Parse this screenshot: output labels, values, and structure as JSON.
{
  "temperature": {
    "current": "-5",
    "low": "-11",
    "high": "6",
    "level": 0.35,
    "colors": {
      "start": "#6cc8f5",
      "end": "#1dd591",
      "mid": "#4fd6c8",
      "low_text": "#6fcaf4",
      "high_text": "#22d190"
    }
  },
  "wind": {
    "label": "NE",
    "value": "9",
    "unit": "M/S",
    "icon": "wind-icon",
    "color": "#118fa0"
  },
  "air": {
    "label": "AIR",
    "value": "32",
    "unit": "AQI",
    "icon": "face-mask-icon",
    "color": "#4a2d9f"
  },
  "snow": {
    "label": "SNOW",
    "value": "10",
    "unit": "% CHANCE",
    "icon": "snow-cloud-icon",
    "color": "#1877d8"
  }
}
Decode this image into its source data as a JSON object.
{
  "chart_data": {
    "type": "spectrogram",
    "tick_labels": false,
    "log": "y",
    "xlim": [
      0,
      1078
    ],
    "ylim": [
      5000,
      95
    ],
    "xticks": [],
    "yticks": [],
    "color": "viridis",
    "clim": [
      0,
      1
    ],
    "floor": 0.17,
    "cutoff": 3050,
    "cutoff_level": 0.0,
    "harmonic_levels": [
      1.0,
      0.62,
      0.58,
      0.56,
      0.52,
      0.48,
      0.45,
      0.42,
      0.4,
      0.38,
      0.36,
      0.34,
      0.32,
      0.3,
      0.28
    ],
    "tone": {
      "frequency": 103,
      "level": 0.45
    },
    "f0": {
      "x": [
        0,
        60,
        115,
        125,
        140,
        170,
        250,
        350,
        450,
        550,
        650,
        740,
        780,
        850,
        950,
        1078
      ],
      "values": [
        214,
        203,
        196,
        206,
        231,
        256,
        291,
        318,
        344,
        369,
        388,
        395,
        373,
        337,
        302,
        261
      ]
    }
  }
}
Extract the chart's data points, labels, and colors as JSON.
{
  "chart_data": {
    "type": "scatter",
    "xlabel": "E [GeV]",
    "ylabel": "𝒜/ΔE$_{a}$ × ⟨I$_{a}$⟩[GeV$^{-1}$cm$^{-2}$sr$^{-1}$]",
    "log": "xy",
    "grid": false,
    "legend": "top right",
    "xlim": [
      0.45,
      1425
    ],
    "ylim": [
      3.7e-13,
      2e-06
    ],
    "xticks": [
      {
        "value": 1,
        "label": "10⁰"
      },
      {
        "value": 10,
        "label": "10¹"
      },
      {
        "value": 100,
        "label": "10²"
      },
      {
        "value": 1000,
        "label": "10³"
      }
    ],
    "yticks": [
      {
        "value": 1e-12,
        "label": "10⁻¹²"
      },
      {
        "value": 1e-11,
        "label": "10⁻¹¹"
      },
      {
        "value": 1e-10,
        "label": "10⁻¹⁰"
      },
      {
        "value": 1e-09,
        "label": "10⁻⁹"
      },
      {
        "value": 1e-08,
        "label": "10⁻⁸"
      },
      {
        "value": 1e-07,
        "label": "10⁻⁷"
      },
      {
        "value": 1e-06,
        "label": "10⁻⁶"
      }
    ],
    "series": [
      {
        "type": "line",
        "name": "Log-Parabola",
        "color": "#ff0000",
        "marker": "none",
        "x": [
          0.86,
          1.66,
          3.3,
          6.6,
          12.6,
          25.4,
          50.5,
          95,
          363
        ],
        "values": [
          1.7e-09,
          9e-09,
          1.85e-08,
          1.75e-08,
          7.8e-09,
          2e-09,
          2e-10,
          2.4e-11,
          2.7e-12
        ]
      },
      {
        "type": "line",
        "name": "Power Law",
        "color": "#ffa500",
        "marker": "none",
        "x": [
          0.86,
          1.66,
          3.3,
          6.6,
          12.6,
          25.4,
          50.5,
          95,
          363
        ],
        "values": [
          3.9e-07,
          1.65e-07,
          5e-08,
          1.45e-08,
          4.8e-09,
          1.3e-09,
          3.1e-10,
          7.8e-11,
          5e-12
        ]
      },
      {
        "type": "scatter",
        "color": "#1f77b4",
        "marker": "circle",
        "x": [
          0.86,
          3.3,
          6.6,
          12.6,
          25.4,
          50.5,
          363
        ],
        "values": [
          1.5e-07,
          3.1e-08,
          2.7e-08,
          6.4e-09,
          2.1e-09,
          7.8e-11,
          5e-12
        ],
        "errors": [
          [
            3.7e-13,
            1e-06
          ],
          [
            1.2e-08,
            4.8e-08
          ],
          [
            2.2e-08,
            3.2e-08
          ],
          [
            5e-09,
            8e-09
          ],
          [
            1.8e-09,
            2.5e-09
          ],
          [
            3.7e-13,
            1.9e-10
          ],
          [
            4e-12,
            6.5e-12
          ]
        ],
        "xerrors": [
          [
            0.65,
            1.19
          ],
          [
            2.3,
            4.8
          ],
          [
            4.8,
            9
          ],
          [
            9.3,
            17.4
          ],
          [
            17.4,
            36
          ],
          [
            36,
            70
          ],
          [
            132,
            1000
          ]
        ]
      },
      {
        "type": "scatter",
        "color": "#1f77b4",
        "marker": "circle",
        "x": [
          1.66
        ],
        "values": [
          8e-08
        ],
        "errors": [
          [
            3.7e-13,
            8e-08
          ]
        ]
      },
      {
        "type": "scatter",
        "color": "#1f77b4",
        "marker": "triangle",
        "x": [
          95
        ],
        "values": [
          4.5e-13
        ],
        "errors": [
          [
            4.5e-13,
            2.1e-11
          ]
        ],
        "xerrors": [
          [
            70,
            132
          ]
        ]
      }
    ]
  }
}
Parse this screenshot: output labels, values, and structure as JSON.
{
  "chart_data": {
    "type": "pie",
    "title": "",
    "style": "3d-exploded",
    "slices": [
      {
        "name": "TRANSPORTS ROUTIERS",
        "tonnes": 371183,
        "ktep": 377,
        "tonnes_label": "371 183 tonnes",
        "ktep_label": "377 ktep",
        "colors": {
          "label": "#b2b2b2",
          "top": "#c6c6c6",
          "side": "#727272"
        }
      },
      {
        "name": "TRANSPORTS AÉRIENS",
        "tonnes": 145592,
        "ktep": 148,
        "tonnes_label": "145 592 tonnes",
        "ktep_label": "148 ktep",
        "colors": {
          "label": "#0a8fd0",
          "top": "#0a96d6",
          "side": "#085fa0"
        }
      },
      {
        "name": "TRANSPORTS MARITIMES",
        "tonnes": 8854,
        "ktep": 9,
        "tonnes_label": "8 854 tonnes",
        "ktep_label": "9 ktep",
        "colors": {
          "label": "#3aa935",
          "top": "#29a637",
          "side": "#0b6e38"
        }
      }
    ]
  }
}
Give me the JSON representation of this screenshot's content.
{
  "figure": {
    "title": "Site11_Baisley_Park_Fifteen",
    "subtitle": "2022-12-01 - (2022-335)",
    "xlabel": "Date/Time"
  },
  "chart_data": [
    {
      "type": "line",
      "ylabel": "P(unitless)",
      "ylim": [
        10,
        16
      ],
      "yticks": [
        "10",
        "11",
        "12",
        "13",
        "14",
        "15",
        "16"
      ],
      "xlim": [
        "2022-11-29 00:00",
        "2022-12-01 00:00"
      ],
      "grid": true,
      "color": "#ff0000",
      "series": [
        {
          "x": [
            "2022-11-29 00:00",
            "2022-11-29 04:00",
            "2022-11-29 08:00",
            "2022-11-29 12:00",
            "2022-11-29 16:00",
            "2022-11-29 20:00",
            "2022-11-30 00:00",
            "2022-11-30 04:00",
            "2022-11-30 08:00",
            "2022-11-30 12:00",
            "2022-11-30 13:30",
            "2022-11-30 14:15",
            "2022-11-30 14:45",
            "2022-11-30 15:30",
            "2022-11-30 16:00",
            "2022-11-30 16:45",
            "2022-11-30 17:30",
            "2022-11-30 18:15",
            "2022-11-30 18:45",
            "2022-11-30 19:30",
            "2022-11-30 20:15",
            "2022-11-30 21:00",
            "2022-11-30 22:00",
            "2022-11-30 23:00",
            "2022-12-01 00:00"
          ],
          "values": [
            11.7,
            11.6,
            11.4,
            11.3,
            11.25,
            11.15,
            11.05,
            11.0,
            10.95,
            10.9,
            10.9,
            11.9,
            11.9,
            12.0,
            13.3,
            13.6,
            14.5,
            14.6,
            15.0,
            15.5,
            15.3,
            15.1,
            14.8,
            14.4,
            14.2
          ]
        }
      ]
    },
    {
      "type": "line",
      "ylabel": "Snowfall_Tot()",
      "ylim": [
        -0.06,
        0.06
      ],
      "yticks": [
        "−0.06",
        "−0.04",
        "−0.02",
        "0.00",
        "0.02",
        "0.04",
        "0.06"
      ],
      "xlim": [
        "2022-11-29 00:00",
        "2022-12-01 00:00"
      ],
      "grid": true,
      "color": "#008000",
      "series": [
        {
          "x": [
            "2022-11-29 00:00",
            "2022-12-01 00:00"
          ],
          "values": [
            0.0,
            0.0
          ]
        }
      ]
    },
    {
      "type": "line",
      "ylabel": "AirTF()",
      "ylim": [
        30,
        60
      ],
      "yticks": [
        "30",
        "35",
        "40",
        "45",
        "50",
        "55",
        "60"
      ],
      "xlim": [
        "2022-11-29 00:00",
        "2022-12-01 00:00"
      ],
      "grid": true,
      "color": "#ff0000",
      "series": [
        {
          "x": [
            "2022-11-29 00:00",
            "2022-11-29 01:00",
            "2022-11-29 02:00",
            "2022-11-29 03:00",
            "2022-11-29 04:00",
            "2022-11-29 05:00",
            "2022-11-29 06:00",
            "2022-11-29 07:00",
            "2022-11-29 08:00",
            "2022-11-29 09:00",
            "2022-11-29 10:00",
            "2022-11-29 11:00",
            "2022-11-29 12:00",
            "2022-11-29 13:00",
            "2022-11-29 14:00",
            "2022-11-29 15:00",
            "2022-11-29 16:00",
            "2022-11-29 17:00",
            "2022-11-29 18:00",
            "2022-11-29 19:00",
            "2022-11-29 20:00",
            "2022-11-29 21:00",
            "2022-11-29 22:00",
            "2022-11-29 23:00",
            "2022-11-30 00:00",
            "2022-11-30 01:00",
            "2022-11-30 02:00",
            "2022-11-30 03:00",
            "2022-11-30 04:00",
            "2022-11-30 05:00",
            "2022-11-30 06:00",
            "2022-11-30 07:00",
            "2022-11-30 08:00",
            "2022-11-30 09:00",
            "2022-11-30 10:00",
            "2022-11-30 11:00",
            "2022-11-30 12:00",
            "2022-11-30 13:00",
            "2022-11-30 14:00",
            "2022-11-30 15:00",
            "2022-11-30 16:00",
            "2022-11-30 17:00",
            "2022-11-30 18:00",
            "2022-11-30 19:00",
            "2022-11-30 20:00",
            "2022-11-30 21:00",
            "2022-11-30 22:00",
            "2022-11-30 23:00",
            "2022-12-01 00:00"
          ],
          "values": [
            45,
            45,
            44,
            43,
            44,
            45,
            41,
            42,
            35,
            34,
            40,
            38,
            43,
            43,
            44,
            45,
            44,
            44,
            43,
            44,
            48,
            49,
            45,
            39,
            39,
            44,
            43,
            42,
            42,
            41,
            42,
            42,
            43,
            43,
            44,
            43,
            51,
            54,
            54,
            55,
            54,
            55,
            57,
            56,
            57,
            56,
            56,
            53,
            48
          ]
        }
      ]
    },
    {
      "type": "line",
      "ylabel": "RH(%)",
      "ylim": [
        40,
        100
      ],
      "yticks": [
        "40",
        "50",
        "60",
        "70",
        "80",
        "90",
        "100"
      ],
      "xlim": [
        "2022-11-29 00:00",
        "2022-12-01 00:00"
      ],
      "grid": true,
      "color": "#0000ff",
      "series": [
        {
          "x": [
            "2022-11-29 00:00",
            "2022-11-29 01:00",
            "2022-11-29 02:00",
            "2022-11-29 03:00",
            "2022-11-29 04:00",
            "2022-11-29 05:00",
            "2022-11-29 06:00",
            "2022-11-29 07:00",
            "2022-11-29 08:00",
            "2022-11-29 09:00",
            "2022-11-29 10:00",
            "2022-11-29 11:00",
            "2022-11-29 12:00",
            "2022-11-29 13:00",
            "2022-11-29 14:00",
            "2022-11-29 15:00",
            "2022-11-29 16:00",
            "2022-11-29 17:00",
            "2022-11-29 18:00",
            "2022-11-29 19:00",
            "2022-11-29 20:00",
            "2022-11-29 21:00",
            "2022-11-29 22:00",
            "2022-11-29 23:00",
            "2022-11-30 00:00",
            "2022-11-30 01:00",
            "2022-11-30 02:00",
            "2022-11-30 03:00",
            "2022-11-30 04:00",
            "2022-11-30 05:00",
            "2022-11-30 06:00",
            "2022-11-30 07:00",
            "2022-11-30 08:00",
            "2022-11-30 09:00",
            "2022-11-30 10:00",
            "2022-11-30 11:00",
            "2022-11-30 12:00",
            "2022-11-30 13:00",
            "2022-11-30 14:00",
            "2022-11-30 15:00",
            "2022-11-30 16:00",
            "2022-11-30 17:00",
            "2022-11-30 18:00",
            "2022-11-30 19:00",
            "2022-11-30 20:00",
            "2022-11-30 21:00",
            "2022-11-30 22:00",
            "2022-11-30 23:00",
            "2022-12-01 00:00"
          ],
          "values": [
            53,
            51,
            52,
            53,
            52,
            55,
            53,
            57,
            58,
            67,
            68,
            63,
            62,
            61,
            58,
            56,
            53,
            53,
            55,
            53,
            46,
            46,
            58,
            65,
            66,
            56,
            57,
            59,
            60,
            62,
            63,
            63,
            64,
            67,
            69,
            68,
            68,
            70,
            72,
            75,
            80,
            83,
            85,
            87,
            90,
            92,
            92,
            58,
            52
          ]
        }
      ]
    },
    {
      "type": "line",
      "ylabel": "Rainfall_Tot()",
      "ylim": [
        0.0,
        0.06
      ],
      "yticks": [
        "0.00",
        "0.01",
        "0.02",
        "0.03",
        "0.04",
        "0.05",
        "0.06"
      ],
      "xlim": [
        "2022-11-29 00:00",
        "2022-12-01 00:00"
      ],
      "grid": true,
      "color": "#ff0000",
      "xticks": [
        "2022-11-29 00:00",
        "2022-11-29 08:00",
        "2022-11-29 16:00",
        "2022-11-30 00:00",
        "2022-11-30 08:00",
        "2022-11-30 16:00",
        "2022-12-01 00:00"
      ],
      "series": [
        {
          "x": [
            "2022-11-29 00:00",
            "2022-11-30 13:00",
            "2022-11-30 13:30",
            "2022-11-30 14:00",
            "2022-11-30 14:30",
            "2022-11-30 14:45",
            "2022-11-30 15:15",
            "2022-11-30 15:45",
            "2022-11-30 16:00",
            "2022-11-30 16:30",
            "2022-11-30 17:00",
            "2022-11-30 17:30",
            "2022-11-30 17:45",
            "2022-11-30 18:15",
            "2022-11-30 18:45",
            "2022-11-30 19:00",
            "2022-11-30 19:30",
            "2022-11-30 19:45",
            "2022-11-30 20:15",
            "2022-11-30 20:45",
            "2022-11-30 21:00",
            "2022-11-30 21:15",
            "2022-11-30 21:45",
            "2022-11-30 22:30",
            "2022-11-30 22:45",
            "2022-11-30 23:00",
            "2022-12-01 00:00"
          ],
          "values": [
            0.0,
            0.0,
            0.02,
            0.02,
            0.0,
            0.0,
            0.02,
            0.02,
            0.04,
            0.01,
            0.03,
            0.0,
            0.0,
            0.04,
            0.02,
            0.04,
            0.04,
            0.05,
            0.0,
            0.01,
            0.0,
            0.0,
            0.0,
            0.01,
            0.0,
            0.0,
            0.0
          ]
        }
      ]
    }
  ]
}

··········

Each line of the data that includes the word "icon" counts once; report the total and nothing more.

3